Beneath this task is a listing; retype all of it exactly.
--------
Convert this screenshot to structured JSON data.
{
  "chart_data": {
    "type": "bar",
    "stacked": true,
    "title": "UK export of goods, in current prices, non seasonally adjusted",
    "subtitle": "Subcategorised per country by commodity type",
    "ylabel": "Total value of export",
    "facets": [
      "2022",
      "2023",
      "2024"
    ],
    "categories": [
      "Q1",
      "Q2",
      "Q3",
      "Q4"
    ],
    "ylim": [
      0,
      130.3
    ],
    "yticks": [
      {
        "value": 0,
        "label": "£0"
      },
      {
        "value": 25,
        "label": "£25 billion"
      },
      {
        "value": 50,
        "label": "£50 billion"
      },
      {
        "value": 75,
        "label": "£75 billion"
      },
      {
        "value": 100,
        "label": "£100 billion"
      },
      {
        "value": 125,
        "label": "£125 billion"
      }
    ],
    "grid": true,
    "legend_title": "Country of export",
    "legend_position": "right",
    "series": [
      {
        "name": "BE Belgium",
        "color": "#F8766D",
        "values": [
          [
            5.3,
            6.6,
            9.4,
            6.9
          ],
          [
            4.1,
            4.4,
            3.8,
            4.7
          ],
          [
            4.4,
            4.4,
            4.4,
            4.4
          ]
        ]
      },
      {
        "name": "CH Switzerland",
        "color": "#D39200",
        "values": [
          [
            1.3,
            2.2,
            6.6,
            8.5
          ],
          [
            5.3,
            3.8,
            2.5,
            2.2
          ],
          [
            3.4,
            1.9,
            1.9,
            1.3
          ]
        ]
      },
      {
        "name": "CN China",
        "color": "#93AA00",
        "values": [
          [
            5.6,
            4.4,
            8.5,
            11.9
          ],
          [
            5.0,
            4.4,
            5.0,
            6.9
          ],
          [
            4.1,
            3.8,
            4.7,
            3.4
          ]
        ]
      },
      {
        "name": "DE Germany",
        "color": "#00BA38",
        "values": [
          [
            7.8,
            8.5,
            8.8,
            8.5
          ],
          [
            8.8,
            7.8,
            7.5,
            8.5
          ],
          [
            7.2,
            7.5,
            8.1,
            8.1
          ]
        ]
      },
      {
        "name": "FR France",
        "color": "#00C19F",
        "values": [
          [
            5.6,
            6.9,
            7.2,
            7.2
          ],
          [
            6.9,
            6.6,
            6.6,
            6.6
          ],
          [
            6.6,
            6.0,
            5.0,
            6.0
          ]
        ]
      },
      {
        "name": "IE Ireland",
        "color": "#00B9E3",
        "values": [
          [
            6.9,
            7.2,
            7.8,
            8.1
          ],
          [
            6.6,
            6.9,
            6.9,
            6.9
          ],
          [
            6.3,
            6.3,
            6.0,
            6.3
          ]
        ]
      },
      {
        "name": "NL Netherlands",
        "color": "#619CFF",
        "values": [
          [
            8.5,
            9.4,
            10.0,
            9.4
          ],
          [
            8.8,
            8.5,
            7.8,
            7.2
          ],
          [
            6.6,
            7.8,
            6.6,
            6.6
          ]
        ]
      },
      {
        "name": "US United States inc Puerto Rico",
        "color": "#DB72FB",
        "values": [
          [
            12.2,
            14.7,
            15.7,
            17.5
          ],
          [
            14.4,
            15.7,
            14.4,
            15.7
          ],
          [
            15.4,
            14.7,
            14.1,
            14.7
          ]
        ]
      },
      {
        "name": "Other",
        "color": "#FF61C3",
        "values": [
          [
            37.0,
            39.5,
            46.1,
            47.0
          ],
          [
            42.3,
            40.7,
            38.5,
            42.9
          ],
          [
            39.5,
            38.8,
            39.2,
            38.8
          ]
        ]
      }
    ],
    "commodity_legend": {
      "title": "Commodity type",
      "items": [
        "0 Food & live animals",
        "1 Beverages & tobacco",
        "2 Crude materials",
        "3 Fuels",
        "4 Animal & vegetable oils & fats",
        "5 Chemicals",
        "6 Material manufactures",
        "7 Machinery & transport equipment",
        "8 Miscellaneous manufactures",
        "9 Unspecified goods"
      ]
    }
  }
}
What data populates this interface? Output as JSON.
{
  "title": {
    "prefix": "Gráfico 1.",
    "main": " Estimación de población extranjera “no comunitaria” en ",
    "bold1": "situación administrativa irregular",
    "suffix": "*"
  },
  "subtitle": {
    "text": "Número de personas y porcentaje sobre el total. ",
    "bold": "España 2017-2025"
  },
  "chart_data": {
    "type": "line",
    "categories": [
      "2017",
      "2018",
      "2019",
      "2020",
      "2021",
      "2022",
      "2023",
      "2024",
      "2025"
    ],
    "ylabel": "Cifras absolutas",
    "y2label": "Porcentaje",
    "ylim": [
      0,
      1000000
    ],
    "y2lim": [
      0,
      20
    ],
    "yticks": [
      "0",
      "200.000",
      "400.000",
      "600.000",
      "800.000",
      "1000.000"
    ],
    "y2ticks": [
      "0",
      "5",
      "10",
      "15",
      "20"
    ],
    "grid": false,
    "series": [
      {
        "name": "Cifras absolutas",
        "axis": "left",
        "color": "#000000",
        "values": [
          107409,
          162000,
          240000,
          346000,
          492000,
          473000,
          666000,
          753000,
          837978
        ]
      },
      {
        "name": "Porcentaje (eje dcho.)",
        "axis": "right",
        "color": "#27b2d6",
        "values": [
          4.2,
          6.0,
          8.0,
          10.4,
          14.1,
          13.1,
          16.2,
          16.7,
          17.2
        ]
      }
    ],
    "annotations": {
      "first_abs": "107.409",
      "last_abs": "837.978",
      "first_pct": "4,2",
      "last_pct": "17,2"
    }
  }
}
--------
[Full output]
Convert this screenshot to structured JSON data.
{
  "chart_data": {
    "type": "bar",
    "stacked": true,
    "title": "UK export of goods, in current prices, non seasonally adjusted",
    "subtitle": "Subcategorised per country by commodity type",
    "ylabel": "Total value of export",
    "facets": [
      "2022",
      "2023",
      "2024"
    ],
    "categories": [
      "Q1",
      "Q2",
      "Q3",
      "Q4"
    ],
    "ylim": [
      0,
      130.3
    ],
    "yticks": [
      {
        "value": 0,
        "label": "£0"
      },
      {
        "value": 25,
        "label": "£25 billion"
      },
      {
        "value": 50,
        "label": "£50 billion"
      },
      {
        "value": 75,
        "label": "£75 billion"
      },
      {
        "value": 100,
        "label": "£100 billion"
      },
      {
        "value": 125,
        "label": "£125 billion"
      }
    ],
    "grid": true,
    "legend_title": "Country of export",
    "legend_position": "right",
    "series": [
      {
        "name": "BE Belgium",
        "color": "#F8766D",
        "values": [
          [
            5.3,
            6.6,
            9.4,
            6.9
          ],
          [
            4.1,
            4.4,
            3.8,
            4.7
          ],
          [
            4.4,
            4.4,
            4.4,
            4.4
          ]
        ]
      },
      {
        "name": "CH Switzerland",
        "color": "#D39200",
        "values": [
          [
            1.3,
            2.2,
            6.6,
            8.5
          ],
          [
            5.3,
            3.8,
            2.5,
            2.2
          ],
          [
            3.4,
            1.9,
            1.9,
            1.3
          ]
        ]
      },
      {
        "name": "CN China",
        "color": "#93AA00",
        "values": [
          [
            5.6,
            4.4,
            8.5,
            11.9
          ],
          [
            5.0,
            4.4,
            5.0,
            6.9
          ],
          [
            4.1,
            3.8,
            4.7,
            3.4
          ]
        ]
      },
      {
        "name": "DE Germany",
        "color": "#00BA38",
        "values": [
          [
            7.8,
            8.5,
            8.8,
            8.5
          ],
          [
            8.8,
            7.8,
            7.5,
            8.5
          ],
          [
            7.2,
            7.5,
            8.1,
            8.1
          ]
        ]
      },
      {
        "name": "FR France",
        "color": "#00C19F",
        "values": [
          [
            5.6,
            6.9,
            7.2,
            7.2
          ],
          [
            6.9,
            6.6,
            6.6,
            6.6
          ],
          [
            6.6,
            6.0,
            5.0,
            6.0
          ]
        ]
      },
      {
        "name": "IE Ireland",
        "color": "#00B9E3",
        "values": [
          [
            6.9,
            7.2,
            7.8,
            8.1
          ],
          [
            6.6,
            6.9,
            6.9,
            6.9
          ],
          [
            6.3,
            6.3,
            6.0,
            6.3
          ]
        ]
      },
      {
        "name": "NL Netherlands",
        "color": "#619CFF",
        "values": [
          [
            8.5,
            9.4,
            10.0,
            9.4
          ],
          [
            8.8,
            8.5,
            7.8,
            7.2
          ],
          [
            6.6,
            7.8,
            6.6,
            6.6
          ]
        ]
      },
      {
        "name": "US United States inc Puerto Rico",
        "color": "#DB72FB",
        "values": [
          [
            12.2,
            14.7,
            15.7,
            17.5
          ],
          [
            14.4,
            15.7,
            14.4,
            15.7
          ],
          [
            15.4,
            14.7,
            14.1,
            14.7
          ]
        ]
      },
      {
        "name": "Other",
        "color": "#FF61C3",
        "values": [
          [
            37.0,
            39.5,
            46.1,
            47.0
          ],
          [
            42.3,
            40.7,
            38.5,
            42.9
          ],
          [
            39.5,
            38.8,
            39.2,
            38.8
          ]
        ]
      }
    ],
    "commodity_legend": {
      "title": "Commodity type",
      "items": [
        "0 Food & live animals",
        "1 Beverages & tobacco",
        "2 Crude materials",
        "3 Fuels",
        "4 Animal & vegetable oils & fats",
        "5 Chemicals",
        "6 Material manufactures",
        "7 Machinery & transport equipment",
        "8 Miscellaneous manufactures",
        "9 Unspecified goods"
      ]
    }
  }
}
What data populates this interface? Output as JSON.
{
  "title": {
    "prefix": "Gráfico 1.",
    "main": " Estimación de población extranjera “no comunitaria” en ",
    "bold1": "situación administrativa irregular",
    "suffix": "*"
  },
  "subtitle": {
    "text": "Número de personas y porcentaje sobre el total. ",
    "bold": "España 2017-2025"
  },
  "chart_data": {
    "type": "line",
    "categories": [
      "2017",
      "2018",
      "2019",
      "2020",
      "2021",
      "2022",
      "2023",
      "2024",
      "2025"
    ],
    "ylabel": "Cifras absolutas",
    "y2label": "Porcentaje",
    "ylim": [
      0,
      1000000
    ],
    "y2lim": [
      0,
      20
    ],
    "yticks": [
      "0",
      "200.000",
      "400.000",
      "600.000",
      "800.000",
      "1000.000"
    ],
    "y2ticks": [
      "0",
      "5",
      "10",
      "15",
      "20"
    ],
    "grid": false,
    "series": [
      {
        "name": "Cifras absolutas",
        "axis": "left",
        "color": "#000000",
        "values": [
          107409,
          162000,
          240000,
          346000,
          492000,
          473000,
          666000,
          753000,
          837978
        ]
      },
      {
        "name": "Porcentaje (eje dcho.)",
        "axis": "right",
        "color": "#27b2d6",
        "values": [
          4.2,
          6.0,
          8.0,
          10.4,
          14.1,
          13.1,
          16.2,
          16.7,
          17.2
        ]
      }
    ],
    "annotations": {
      "first_abs": "107.409",
      "last_abs": "837.978",
      "first_pct": "4,2",
      "last_pct": "17,2"
    }
  }
}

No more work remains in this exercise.